No. 06-1851.

507 F.3d 1139 (2007)

Christine M. BRENNEMAN, Appellant, v. FAMOUS DAVE'S OF AMERICA, INC., and Dave Ryburn, Appellee. Equal Employment Opportunity Commission, Amicus on Behalf of Appellant.

United States Court of Appeals, Eighth Circuit.

Filed: November 16, 2007.

Attorney(s) appearing for the Case

Michael J. Carroll, argued, Des Moines, IA (James Gilliam, Danielle Dixon Smid, on the brief), for appellant.

Anne N. Occhialino, argued, Washington, DC (Susan R, Oxford, on the brief), for the Amicus on Behalf of appellant, EEOC.

George R. Wood, argued, Minneapolis, MN (Jodie Fern Friedman, on the brief), for appellee.

Before BYE, BENTON, and SHEPHERD, Circuit Judges.

BENTON, Circuit Judge.

Christine M. Brenneman sued Famous Dave's of America, Inc., and David Ryburn (collectively "Famous Dave's"), asserting they subjected her to a hostile work environment and retaliated against her, in violation of Title VII of the Civil Rights Act of 1964, 42 U.S.C. § 2000e et seq., and the Iowa Civil Rights Act, Iowa Code § 216.1 et seq. The district court1 granted defendants summary judgment. Having jurisdiction under 28 U.S.C. § 1291, this court affirms.


This court states the facts in a light most favorable to Brenneman. See Weger v. City of Ladue, 500 F.3d 710, 718 (8th Cir.2007). Famous Dave's hired Brenneman on January 20, 2003, as an assistant manager in West Des Moines, Iowa. Dave Ryburn, her immediate supervisor, was general manager of the restaurant there. Brenneman spent the first four to five weeks in Lincoln, Nebraska, training with Chuck LeCorgne, the general manager of the Lincoln restaurant. She began work at West Des Moines in mid-February 2003.

Ryburn began making sexual advances toward her the first two weeks they worked together. Ryburn winked and blew kisses at her daily. On March 21 and 30, Ryburn slapped her on the buttocks. Ryburn also pulled on the badge attached to the front of her belt. He did this at least twice a day.

Ryburn also made inappropriate comments. On March 28, he suggested that he conduct a review of Brenneman's work at her house, although reviews are customarily done at the restaurant. On March 31, Brenneman asked him for an envelope to mail a book to the corporate office. The envelope was too small. When she told Ryburn this, he responded: "pretend it was a condom and slip it on real soft." On April 1, Brenneman was discussing with another server how expensive their children's dental bills were. They joked they wished they could have sex with the dentist in exchange for their bills. Overhearing this, Ryburn asked if they could make that arrangement with him. In yet another incident, Ryburn told Brenneman he wanted to come to the restaurant after she closed to go over his "expectations." On April 5, he asked her how she was doing. When she said "fine," Ryburn replied, "Mm-hmm, you are fine." He then asked her if she needed anything and slapped her on the buttocks. On another occasion, Brenneman asked Ryburn if he could "stab" a customer's ticket. He responded, "I'd love to stab you."

▸ Supplied entries
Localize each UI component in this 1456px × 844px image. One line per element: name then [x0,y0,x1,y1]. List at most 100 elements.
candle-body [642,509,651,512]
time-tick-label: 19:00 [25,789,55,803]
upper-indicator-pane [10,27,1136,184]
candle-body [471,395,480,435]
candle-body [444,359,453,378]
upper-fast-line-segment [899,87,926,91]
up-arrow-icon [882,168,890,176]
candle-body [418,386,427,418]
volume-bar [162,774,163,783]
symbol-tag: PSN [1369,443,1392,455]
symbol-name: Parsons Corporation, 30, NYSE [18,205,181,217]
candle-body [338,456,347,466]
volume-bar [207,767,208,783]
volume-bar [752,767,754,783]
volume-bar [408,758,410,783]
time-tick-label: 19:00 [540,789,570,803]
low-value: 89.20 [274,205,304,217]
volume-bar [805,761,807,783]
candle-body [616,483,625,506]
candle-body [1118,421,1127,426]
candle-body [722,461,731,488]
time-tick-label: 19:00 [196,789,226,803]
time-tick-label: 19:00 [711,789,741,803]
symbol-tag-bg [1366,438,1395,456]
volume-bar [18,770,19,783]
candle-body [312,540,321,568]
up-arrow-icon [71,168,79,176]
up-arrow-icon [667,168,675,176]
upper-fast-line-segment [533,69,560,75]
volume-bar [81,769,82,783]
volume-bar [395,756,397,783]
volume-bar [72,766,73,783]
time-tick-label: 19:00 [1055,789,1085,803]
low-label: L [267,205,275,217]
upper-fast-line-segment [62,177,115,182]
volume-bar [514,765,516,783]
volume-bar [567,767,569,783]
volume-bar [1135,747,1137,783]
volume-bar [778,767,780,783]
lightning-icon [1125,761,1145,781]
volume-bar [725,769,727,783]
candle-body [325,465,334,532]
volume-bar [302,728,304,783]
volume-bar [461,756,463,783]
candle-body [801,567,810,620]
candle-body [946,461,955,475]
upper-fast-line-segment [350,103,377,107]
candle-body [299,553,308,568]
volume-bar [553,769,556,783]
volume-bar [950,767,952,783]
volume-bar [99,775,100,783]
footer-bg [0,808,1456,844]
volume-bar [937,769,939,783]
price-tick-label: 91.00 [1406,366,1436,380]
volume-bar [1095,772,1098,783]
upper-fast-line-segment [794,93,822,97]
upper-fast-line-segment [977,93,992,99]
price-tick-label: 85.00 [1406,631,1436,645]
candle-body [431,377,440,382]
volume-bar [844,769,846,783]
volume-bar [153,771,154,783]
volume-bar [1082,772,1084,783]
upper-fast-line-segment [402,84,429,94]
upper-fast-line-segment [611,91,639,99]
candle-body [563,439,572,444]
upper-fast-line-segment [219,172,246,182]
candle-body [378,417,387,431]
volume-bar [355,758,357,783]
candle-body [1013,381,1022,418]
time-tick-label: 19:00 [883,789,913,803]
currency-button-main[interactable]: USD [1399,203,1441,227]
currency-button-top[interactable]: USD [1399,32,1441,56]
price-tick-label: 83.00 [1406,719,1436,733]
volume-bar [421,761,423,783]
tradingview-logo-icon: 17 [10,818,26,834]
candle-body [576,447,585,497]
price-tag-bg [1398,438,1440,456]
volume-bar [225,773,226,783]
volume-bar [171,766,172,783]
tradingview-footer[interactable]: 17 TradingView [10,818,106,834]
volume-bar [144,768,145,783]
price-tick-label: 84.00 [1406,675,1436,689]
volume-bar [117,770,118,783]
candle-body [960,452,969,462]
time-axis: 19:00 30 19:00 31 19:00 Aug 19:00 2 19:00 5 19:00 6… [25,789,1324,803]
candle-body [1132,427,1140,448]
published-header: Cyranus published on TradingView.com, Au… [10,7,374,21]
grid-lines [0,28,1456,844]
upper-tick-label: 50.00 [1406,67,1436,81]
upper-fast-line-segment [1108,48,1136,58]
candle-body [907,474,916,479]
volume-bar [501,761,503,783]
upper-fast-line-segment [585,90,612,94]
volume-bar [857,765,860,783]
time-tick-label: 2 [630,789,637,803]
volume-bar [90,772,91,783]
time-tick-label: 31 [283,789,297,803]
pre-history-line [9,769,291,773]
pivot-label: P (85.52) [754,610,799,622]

...

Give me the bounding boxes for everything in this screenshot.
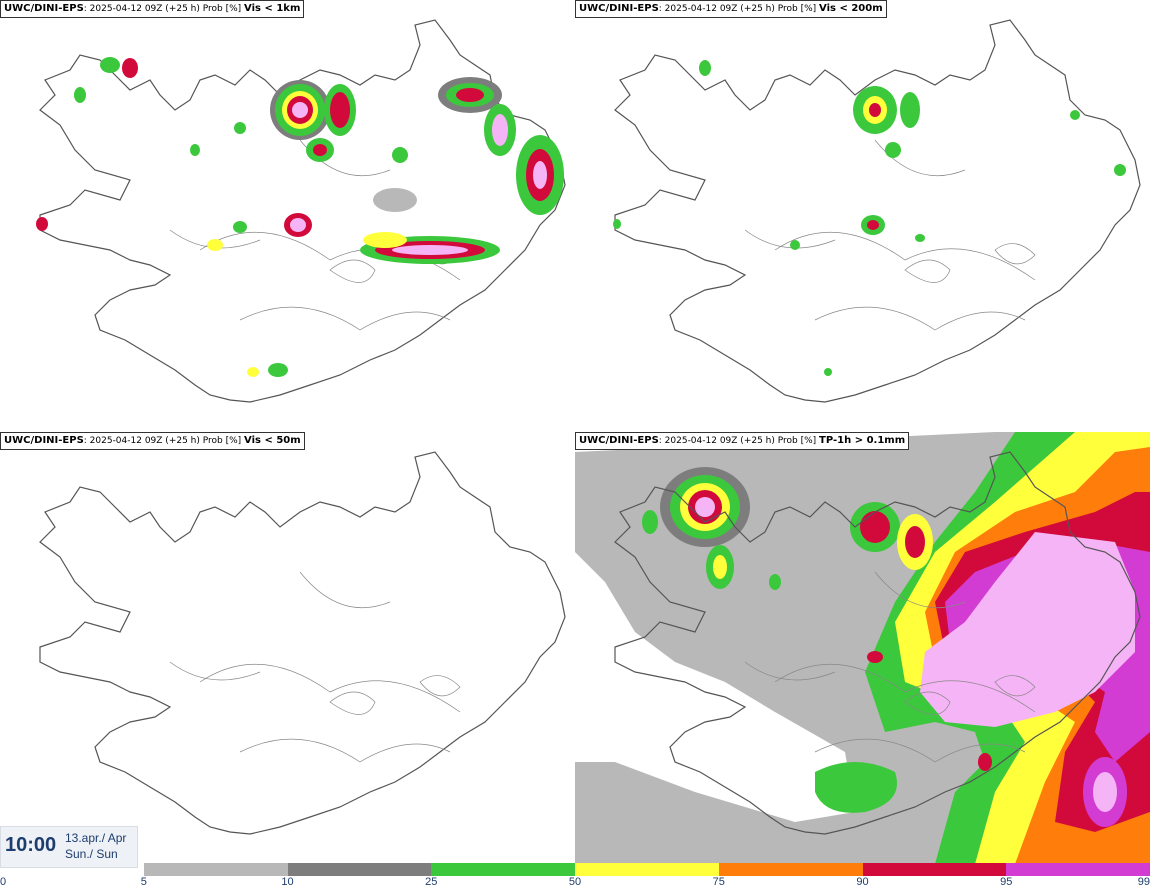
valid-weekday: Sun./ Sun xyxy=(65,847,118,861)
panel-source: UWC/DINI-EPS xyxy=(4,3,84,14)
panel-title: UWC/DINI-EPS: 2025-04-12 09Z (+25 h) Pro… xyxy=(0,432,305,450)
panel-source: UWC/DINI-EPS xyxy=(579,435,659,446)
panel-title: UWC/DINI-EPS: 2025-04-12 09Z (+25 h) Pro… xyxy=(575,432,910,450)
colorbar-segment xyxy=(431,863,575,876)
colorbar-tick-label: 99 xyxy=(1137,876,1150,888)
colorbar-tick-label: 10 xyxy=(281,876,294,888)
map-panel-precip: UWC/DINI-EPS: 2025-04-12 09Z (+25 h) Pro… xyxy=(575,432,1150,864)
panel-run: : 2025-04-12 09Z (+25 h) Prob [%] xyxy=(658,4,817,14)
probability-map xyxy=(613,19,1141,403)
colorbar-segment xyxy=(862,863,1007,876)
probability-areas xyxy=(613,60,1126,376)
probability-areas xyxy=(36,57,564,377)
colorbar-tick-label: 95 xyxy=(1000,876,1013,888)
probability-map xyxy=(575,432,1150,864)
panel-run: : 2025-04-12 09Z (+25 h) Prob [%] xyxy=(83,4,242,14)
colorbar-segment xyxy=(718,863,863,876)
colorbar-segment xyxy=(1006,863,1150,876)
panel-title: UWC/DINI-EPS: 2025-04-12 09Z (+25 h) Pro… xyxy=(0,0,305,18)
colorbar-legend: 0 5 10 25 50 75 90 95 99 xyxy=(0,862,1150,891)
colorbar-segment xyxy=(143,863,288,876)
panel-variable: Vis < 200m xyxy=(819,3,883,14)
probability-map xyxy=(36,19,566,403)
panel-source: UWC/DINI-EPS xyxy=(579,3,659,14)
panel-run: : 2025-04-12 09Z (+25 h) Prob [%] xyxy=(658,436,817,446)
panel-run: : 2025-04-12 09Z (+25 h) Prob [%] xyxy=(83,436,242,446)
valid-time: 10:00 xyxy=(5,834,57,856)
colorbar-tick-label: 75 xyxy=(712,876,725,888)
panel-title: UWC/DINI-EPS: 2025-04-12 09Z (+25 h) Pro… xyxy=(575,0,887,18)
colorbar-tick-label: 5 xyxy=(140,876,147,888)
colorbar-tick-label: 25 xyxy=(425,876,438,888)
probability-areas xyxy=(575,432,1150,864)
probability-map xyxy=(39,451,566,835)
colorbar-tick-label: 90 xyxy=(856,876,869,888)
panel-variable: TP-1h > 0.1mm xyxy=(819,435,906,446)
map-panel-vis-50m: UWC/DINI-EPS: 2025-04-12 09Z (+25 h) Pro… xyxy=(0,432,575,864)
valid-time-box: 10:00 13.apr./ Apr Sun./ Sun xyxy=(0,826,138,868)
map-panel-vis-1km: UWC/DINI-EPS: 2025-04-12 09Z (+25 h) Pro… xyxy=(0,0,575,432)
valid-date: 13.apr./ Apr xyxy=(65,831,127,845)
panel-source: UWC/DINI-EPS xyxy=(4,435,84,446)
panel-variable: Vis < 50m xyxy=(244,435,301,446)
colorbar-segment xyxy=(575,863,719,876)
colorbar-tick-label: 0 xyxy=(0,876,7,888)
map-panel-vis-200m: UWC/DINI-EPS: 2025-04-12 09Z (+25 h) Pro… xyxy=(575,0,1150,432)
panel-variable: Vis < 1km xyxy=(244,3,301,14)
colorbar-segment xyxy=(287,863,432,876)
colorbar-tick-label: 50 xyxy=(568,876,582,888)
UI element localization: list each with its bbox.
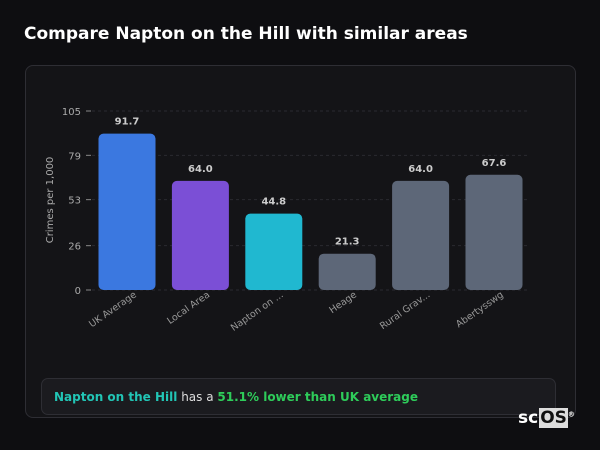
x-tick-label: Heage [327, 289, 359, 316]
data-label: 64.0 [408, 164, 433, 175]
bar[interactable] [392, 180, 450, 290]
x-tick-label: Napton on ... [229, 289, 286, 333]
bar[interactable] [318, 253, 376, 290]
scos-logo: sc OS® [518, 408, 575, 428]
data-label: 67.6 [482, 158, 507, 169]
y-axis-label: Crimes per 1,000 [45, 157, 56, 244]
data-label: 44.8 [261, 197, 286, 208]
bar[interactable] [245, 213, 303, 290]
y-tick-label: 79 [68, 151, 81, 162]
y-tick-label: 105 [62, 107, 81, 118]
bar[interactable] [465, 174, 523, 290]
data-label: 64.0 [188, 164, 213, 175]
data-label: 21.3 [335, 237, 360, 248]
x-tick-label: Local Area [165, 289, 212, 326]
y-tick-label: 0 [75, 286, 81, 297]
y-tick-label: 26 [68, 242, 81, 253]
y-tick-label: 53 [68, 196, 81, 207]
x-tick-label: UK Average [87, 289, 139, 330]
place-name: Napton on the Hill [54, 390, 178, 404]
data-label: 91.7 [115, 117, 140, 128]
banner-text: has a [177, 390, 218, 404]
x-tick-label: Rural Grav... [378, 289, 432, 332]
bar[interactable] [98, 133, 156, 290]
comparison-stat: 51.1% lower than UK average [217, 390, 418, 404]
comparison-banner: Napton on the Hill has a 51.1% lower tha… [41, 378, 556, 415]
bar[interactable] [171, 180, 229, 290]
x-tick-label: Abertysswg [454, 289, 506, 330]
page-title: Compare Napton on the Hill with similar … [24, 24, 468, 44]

▸ Parts of the exercise
- a) How would you rewrite the court opinion's paragraph beginning "Ryburn began making sexual advances" as a brief list that keeps its main facts?
- b) In the court opinion, swap "Minneapolis" for "St. Paul" and give again the part that opens with the words containing "Attorney(s) appearing for" and closes with "BENTON, Circuit Judge.".
- c) Answer these questions from the court opinion:
(i) On what date was the opinion filed?
(ii) In which city did Brenneman spend her first four to five weeks of training?
(iii) Which circuit judge wrote the opinion?

▸ Exercise answers
- a)
- Ryburn began making sexual advances toward Brenneman within their first two weeks working together.
- He winked and blew kisses at her daily.
- He slapped her on the buttocks on March 21 and 30.
- He pulled on the badge on the front of her belt at least twice a day.

- b)
Attorney(s) appearing for the Case

Michael J. Carroll, argued, Des Moines, IA (James Gilliam, Danielle Dixon Smid, on the brief), for appellant.

Anne N. Occhialino, argued, Washington, DC (Susan R, Oxford, on the brief), for the Amicus on Behalf of appellant, EEOC.

George R. Wood, argued, St. Paul, MN (Jodie Fern Friedman, on the brief), for appellee.

Before BYE, BENTON, and SHEPHERD, Circuit Judges.

BENTON, Circuit Judge.

- c)
(i) November 16, 2007
(ii) Lincoln, Nebraska
(iii) Benton